▸ **EXERCISES TO COMPLETE**:
**a.** Answer these questions about the article on war-goods shipments to Russia:
(i) At least how much in electronics did the Caribbean shell company smuggle into Russia?
(ii) What organization did Jessica Davis previously work with?
(iii) For how many deals does Alburton Enterprises Inc. use a suburban Toronto residence as the "supplier address"?
**b.** Rewrite the stretch of the article on war-goods shipments to Russia from "Alburton Enterprises Inc." through "Western business partners.", swapping "Toronto" for "Montreal".
>> start TEXT BLOCK
Bussiness
Why a Canadian address showed up on $80M in war-goods shipments to Russia | CBC News
A Caribbean shell company has smuggled at least $80 million worth of electronics into Russia under the disguise of a Canadian address, according to leaked Russian trade filings obtained by CBC News.
The scheme appears to be part of a Kremlin initiative involving a covert web of multinational buyers and producers that source sanctioned technologies from Western countries, the majority of which come from Chinese stockpiles and manufacturers, to help produce weapons for Russia’s war with Ukraine.
“My initial reaction was that this looked like a really egregious breach of [Canada’s sanction regime],” said Jessica Davis, an Ottawa-based financial crimes expert who viewed the data and previously worked with the Canadian Security Intelligence Service.
“It seemed really surprising that somebody would be so blatant about facilitating these kinds of goods to Russia, particularly in the context of the Russia-Ukraine war.”
Two separate sources, one from a government agency and the other an academic watchdog, provided the 2023 import data, which was then cross-referenced for its authenticity by two experts. CBC News has agreed to keep the sources confidential to protect against retribution from the Russian government.
Alburton Enterprises Inc. is one of the top Canadian entries in the trade filings and uses a suburban Toronto residence as the “supplier address” for more than 1,400 deals involving microelectronics and other computer components.
The imports show a common theme: Russian front companies shielding direct business with Chinese manufacturers to protect the flow of precious microelectronics from seizure and keep Chinese companies out of a risky venture upsetting Western business partners.
>> end TEXT BLOCK
>> start DATASET ENTRIES
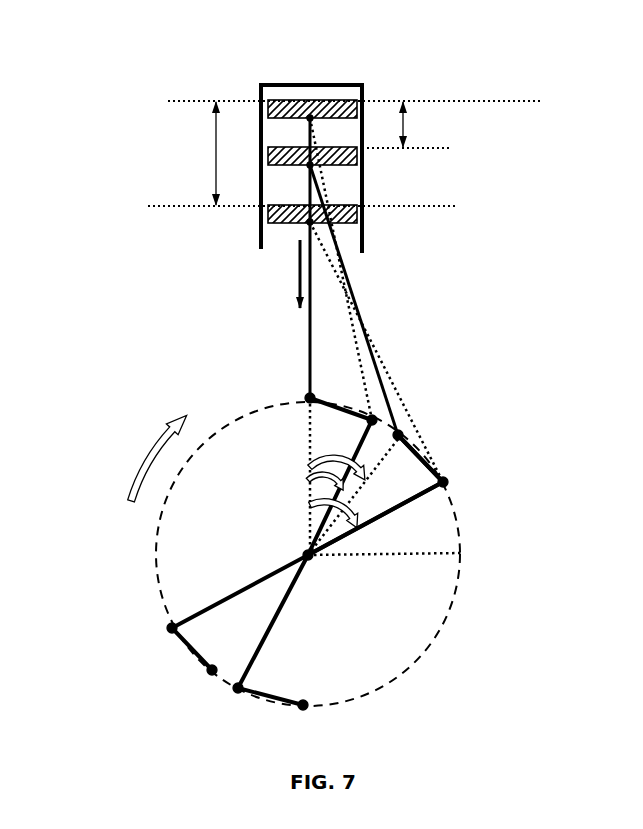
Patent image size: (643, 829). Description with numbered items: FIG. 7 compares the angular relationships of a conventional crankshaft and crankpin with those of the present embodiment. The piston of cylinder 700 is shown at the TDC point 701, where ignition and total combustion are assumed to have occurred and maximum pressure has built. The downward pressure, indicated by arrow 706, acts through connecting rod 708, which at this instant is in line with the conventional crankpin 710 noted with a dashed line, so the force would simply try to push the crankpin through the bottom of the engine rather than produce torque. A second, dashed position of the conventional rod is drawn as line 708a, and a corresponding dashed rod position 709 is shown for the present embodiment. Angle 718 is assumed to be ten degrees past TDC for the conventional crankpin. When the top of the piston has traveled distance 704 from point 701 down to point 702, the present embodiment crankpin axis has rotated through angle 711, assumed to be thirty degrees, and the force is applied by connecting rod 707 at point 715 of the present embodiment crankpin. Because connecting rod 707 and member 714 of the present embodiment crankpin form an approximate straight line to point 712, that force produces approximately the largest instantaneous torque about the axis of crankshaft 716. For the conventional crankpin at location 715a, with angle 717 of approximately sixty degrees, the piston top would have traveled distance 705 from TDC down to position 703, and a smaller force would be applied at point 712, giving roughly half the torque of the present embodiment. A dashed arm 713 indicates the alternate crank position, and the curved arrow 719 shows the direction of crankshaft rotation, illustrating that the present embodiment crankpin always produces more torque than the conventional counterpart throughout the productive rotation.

The cylinder 700 is at (260, 83).
The TDC point 701 is at (441, 99).
The point 702 is at (451, 150).
The position 703 is at (456, 207).
The distance 704 is at (408, 128).
The distance 705 is at (211, 163).
The arrow 706 is at (274, 274).
The connecting rod 707 is at (360, 300).
The connecting rod 708 is at (305, 356).
The control rod alternate position 708a is at (347, 336).
The connecting rod alternate position 709 is at (399, 380).
The crankpin 710 is at (306, 413).
The angle 711 is at (322, 452).
The point 712 is at (449, 478).
The crank arm alternate position 713 is at (386, 470).
The member 714 is at (421, 467).
The point 715 is at (408, 433).
The crankpin arm 715a is at (394, 518).
The crankshaft 716 is at (301, 558).
The angle 717 is at (321, 512).
The angle 718 is at (326, 488).
The crankshaft rotation direction 719 is at (150, 452).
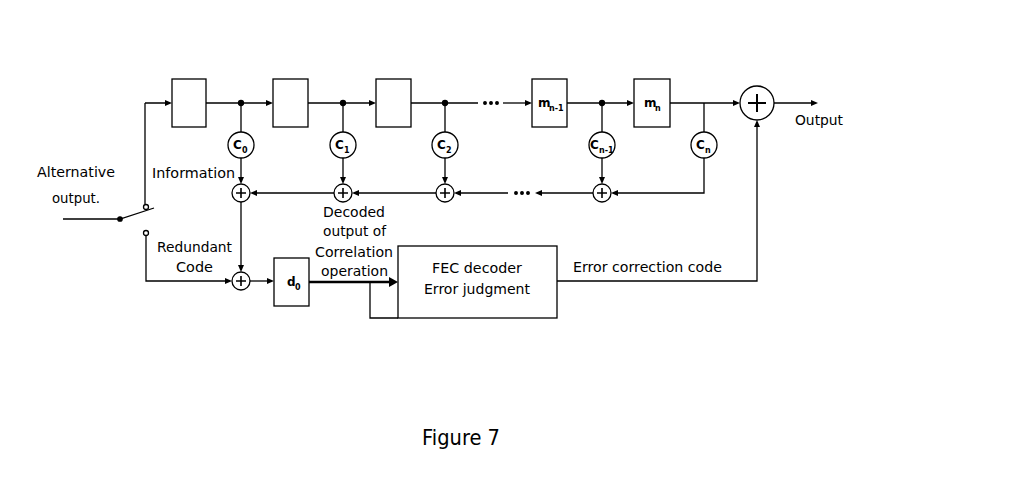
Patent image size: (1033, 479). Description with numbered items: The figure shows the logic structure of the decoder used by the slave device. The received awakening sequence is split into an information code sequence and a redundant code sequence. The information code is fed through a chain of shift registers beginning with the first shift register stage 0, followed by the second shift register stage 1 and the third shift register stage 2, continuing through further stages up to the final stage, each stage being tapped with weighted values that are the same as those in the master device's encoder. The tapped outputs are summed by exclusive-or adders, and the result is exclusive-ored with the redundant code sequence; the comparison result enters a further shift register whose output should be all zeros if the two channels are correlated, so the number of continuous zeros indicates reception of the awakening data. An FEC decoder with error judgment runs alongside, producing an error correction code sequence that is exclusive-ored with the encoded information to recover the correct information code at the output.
>> end DATASET ENTRIES
▸ **TASK SOLUTIONS**:
**a.**
(i) At least $80 million.
(ii) The Canadian Security Intelligence Service.
(iii) More than 1,400.

**b.**
Alburton Enterprises Inc. is one of the top Canadian entries in the trade filings and uses a suburban Montreal residence as the “supplier address” for more than 1,400 deals involving microelectronics and other computer components.
The imports show a common theme: Russian front companies shielding direct business with Chinese manufacturers to protect the flow of precious microelectronics from seizure and keep Chinese companies out of a risky venture upsetting Western business partners.